Items from a data source:
+ + +

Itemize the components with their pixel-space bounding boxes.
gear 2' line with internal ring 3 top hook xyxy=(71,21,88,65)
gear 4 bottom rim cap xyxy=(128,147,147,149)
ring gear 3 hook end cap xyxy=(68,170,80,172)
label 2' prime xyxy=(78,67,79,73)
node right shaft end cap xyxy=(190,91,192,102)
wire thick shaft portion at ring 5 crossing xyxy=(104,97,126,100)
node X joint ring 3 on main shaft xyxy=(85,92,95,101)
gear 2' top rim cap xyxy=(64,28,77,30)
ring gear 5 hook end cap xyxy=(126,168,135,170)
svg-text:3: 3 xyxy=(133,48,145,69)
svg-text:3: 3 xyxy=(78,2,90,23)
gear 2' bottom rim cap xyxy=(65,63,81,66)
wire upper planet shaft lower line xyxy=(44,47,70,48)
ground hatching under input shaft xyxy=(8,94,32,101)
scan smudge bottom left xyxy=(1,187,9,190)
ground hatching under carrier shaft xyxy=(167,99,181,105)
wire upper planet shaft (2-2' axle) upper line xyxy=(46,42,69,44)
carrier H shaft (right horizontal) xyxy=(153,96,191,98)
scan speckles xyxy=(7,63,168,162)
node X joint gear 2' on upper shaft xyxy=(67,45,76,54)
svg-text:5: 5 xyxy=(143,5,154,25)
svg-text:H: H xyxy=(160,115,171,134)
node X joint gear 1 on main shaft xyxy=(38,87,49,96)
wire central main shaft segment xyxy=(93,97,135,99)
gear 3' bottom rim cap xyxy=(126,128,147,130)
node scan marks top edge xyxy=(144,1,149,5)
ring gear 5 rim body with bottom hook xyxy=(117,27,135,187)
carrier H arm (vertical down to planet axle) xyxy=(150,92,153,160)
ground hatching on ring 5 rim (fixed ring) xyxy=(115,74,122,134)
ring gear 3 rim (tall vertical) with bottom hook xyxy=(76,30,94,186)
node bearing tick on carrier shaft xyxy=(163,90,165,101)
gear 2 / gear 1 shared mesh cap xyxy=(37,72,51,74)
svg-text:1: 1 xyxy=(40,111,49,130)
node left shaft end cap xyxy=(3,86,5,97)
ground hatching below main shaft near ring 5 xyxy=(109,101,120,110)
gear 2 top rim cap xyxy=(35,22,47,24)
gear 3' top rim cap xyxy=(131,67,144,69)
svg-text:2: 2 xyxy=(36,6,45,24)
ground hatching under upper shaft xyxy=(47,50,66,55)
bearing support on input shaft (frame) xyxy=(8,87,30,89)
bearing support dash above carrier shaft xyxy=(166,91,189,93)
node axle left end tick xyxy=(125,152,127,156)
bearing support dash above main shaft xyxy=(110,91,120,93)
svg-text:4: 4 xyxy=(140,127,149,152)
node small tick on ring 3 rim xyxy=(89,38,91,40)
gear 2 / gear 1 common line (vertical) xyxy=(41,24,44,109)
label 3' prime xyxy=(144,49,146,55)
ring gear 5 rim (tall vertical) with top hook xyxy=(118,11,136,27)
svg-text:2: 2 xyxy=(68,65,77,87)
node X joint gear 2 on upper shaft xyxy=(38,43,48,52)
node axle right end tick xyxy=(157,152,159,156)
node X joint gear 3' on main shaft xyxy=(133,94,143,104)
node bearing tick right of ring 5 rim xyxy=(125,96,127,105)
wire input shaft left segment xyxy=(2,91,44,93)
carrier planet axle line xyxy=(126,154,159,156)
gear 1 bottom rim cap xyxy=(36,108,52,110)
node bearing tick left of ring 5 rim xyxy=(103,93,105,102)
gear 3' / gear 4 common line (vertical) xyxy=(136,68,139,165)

+ + +

- **Task to complete**: Copy out every line of each record above, word for word and in the same order.

- **Completed exercise**:
Itemize the components with their pixel-space bounding boxes.
gear 2' line with internal ring 3 top hook xyxy=(71,21,88,65)
gear 4 bottom rim cap xyxy=(128,147,147,149)
ring gear 3 hook end cap xyxy=(68,170,80,172)
label 2' prime xyxy=(78,67,79,73)
node right shaft end cap xyxy=(190,91,192,102)
wire thick shaft portion at ring 5 crossing xyxy=(104,97,126,100)
node X joint ring 3 on main shaft xyxy=(85,92,95,101)
gear 2' top rim cap xyxy=(64,28,77,30)
ring gear 5 hook end cap xyxy=(126,168,135,170)
svg-text:3: 3 xyxy=(133,48,145,69)
svg-text:3: 3 xyxy=(78,2,90,23)
gear 2' bottom rim cap xyxy=(65,63,81,66)
wire upper planet shaft lower line xyxy=(44,47,70,48)
ground hatching under input shaft xyxy=(8,94,32,101)
scan smudge bottom left xyxy=(1,187,9,190)
ground hatching under carrier shaft xyxy=(167,99,181,105)
wire upper planet shaft (2-2' axle) upper line xyxy=(46,42,69,44)
carrier H shaft (right horizontal) xyxy=(153,96,191,98)
scan speckles xyxy=(7,63,168,162)
node X joint gear 2' on upper shaft xyxy=(67,45,76,54)
svg-text:5: 5 xyxy=(143,5,154,25)
svg-text:H: H xyxy=(160,115,171,134)
node X joint gear 1 on main shaft xyxy=(38,87,49,96)
wire central main shaft segment xyxy=(93,97,135,99)
gear 3' bottom rim cap xyxy=(126,128,147,130)
node scan marks top edge xyxy=(144,1,149,5)
ring gear 5 rim body with bottom hook xyxy=(117,27,135,187)
carrier H arm (vertical down to planet axle) xyxy=(150,92,153,160)
ground hatching on ring 5 rim (fixed ring) xyxy=(115,74,122,134)
ring gear 3 rim (tall vertical) with bottom hook xyxy=(76,30,94,186)
node bearing tick on carrier shaft xyxy=(163,90,165,101)
gear 2 / gear 1 shared mesh cap xyxy=(37,72,51,74)
svg-text:1: 1 xyxy=(40,111,49,130)
node left shaft end cap xyxy=(3,86,5,97)
ground hatching below main shaft near ring 5 xyxy=(109,101,120,110)
gear 2 top rim cap xyxy=(35,22,47,24)
gear 3' top rim cap xyxy=(131,67,144,69)
svg-text:2: 2 xyxy=(36,6,45,24)
ground hatching under upper shaft xyxy=(47,50,66,55)
bearing support on input shaft (frame) xyxy=(8,87,30,89)
bearing support dash above carrier shaft xyxy=(166,91,189,93)
node axle left end tick xyxy=(125,152,127,156)
bearing support dash above main shaft xyxy=(110,91,120,93)
svg-text:4: 4 xyxy=(140,127,149,152)
node small tick on ring 3 rim xyxy=(89,38,91,40)
gear 2 / gear 1 common line (vertical) xyxy=(41,24,44,109)
label 3' prime xyxy=(144,49,146,55)
ring gear 5 rim (tall vertical) with top hook xyxy=(118,11,136,27)
svg-text:2: 2 xyxy=(68,65,77,87)
node X joint gear 2 on upper shaft xyxy=(38,43,48,52)
node axle right end tick xyxy=(157,152,159,156)
node X joint gear 3' on main shaft xyxy=(133,94,143,104)
node bearing tick right of ring 5 rim xyxy=(125,96,127,105)
wire input shaft left segment xyxy=(2,91,44,93)
carrier planet axle line xyxy=(126,154,159,156)
gear 1 bottom rim cap xyxy=(36,108,52,110)
node bearing tick left of ring 5 rim xyxy=(103,93,105,102)
gear 3' / gear 4 common line (vertical) xyxy=(136,68,139,165)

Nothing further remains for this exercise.